> [Aim]: Return all of the entries word for word, but omit the pictures they contain.

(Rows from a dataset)
-.-.-

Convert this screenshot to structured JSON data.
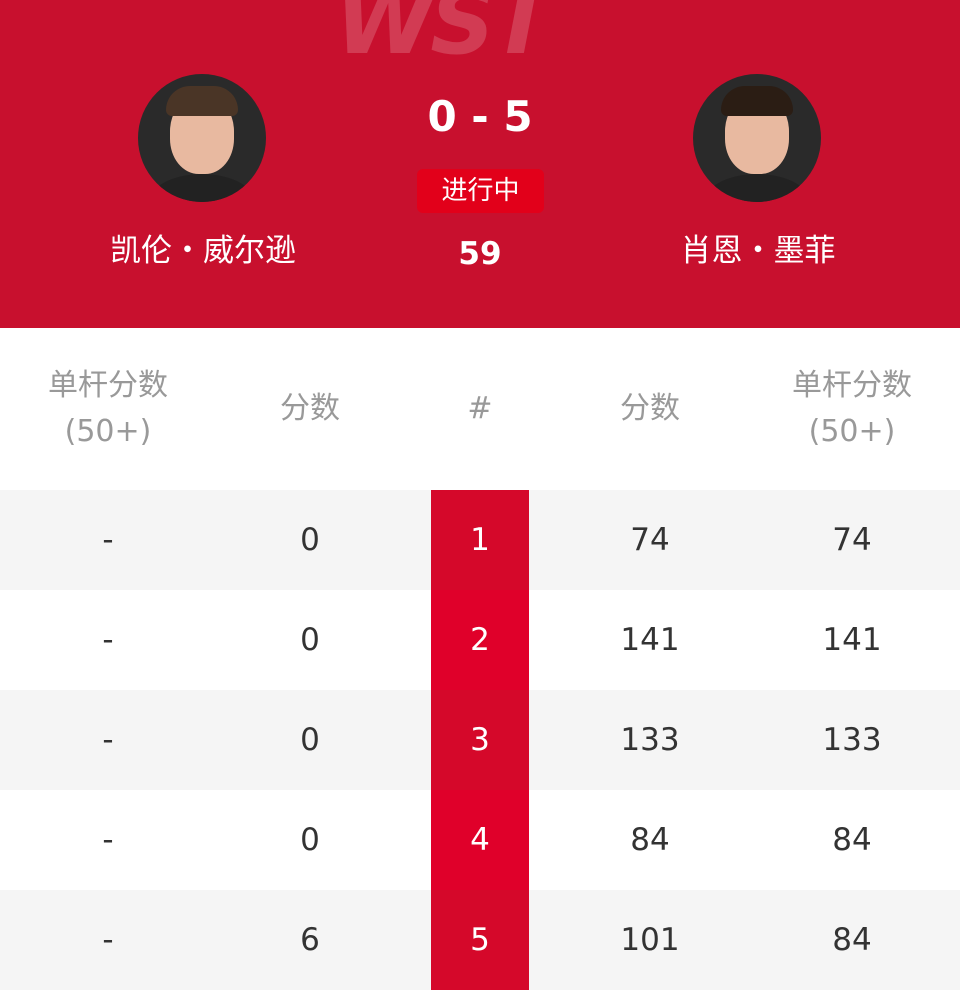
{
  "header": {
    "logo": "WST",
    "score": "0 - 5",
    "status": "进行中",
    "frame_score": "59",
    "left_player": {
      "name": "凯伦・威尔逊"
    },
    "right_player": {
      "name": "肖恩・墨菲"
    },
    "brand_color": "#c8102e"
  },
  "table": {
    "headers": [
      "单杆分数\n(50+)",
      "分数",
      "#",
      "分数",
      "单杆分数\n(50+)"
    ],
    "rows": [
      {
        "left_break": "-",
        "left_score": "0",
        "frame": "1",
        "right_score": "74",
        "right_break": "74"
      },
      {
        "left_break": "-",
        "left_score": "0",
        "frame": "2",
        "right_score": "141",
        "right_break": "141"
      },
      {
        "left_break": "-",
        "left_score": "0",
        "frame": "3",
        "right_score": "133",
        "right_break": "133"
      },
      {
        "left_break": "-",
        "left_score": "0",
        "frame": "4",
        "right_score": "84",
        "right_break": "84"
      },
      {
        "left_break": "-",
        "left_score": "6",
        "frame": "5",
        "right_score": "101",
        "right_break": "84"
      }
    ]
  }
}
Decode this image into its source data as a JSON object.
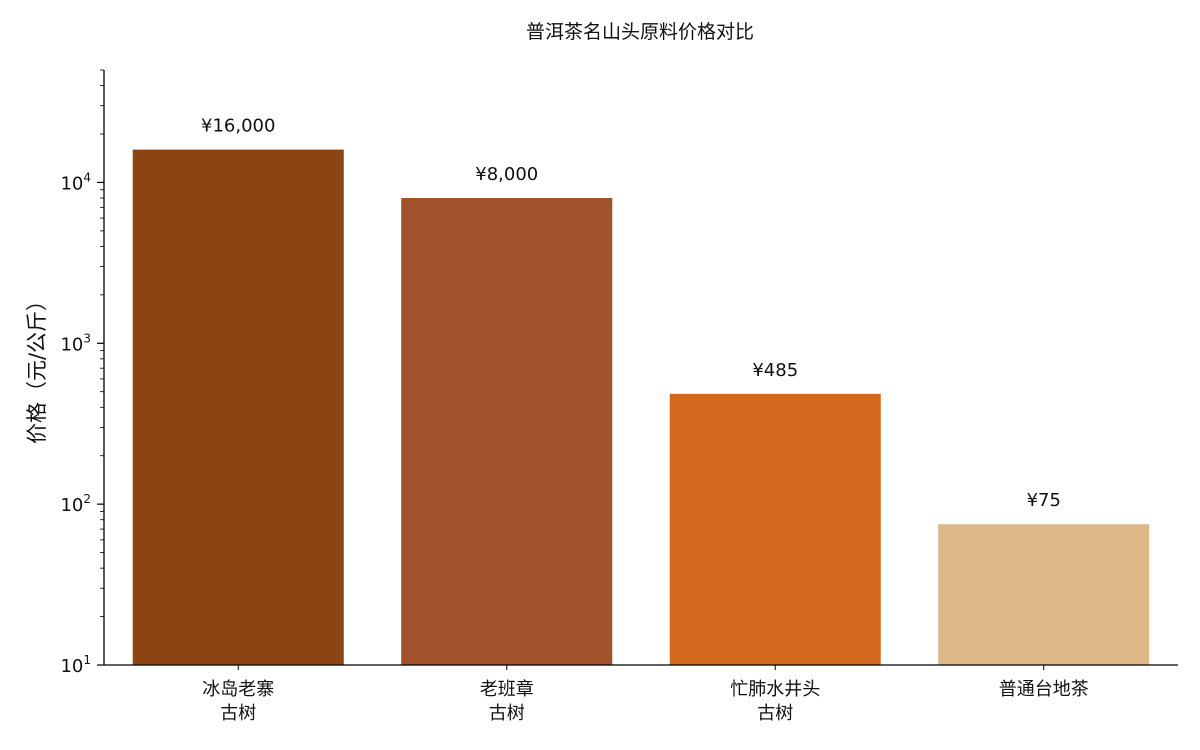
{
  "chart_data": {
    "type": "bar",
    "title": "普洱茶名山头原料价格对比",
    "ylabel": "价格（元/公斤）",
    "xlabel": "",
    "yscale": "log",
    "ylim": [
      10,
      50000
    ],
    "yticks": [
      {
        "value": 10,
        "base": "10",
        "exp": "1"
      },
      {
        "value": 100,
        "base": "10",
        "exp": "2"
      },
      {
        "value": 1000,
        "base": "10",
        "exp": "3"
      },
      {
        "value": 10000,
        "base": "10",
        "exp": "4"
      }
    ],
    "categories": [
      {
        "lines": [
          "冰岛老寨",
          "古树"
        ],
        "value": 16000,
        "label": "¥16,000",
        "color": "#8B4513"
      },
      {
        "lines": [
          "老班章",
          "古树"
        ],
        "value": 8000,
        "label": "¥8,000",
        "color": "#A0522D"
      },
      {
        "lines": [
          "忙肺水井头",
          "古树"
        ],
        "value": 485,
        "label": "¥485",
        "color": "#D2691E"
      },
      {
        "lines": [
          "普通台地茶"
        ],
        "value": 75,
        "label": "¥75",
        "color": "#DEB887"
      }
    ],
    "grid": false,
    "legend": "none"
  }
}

-.-.-

> [Result]:
Convert this screenshot to structured JSON data.
{
  "header": {
    "logo": "WST",
    "score": "0 - 5",
    "status": "进行中",
    "frame_score": "59",
    "left_player": {
      "name": "凯伦・威尔逊"
    },
    "right_player": {
      "name": "肖恩・墨菲"
    },
    "brand_color": "#c8102e"
  },
  "table": {
    "headers": [
      "单杆分数\n(50+)",
      "分数",
      "#",
      "分数",
      "单杆分数\n(50+)"
    ],
    "rows": [
      {
        "left_break": "-",
        "left_score": "0",
        "frame": "1",
        "right_score": "74",
        "right_break": "74"
      },
      {
        "left_break": "-",
        "left_score": "0",
        "frame": "2",
        "right_score": "141",
        "right_break": "141"
      },
      {
        "left_break": "-",
        "left_score": "0",
        "frame": "3",
        "right_score": "133",
        "right_break": "133"
      },
      {
        "left_break": "-",
        "left_score": "0",
        "frame": "4",
        "right_score": "84",
        "right_break": "84"
      },
      {
        "left_break": "-",
        "left_score": "6",
        "frame": "5",
        "right_score": "101",
        "right_break": "84"
      }
    ]
  }
}
Decode this image into its source data as a JSON object.
{
  "chart_data": {
    "type": "bar",
    "title": "普洱茶名山头原料价格对比",
    "ylabel": "价格（元/公斤）",
    "xlabel": "",
    "yscale": "log",
    "ylim": [
      10,
      50000
    ],
    "yticks": [
      {
        "value": 10,
        "base": "10",
        "exp": "1"
      },
      {
        "value": 100,
        "base": "10",
        "exp": "2"
      },
      {
        "value": 1000,
        "base": "10",
        "exp": "3"
      },
      {
        "value": 10000,
        "base": "10",
        "exp": "4"
      }
    ],
    "categories": [
      {
        "lines": [
          "冰岛老寨",
          "古树"
        ],
        "value": 16000,
        "label": "¥16,000",
        "color": "#8B4513"
      },
      {
        "lines": [
          "老班章",
          "古树"
        ],
        "value": 8000,
        "label": "¥8,000",
        "color": "#A0522D"
      },
      {
        "lines": [
          "忙肺水井头",
          "古树"
        ],
        "value": 485,
        "label": "¥485",
        "color": "#D2691E"
      },
      {
        "lines": [
          "普通台地茶"
        ],
        "value": 75,
        "label": "¥75",
        "color": "#DEB887"
      }
    ],
    "grid": false,
    "legend": "none"
  }
}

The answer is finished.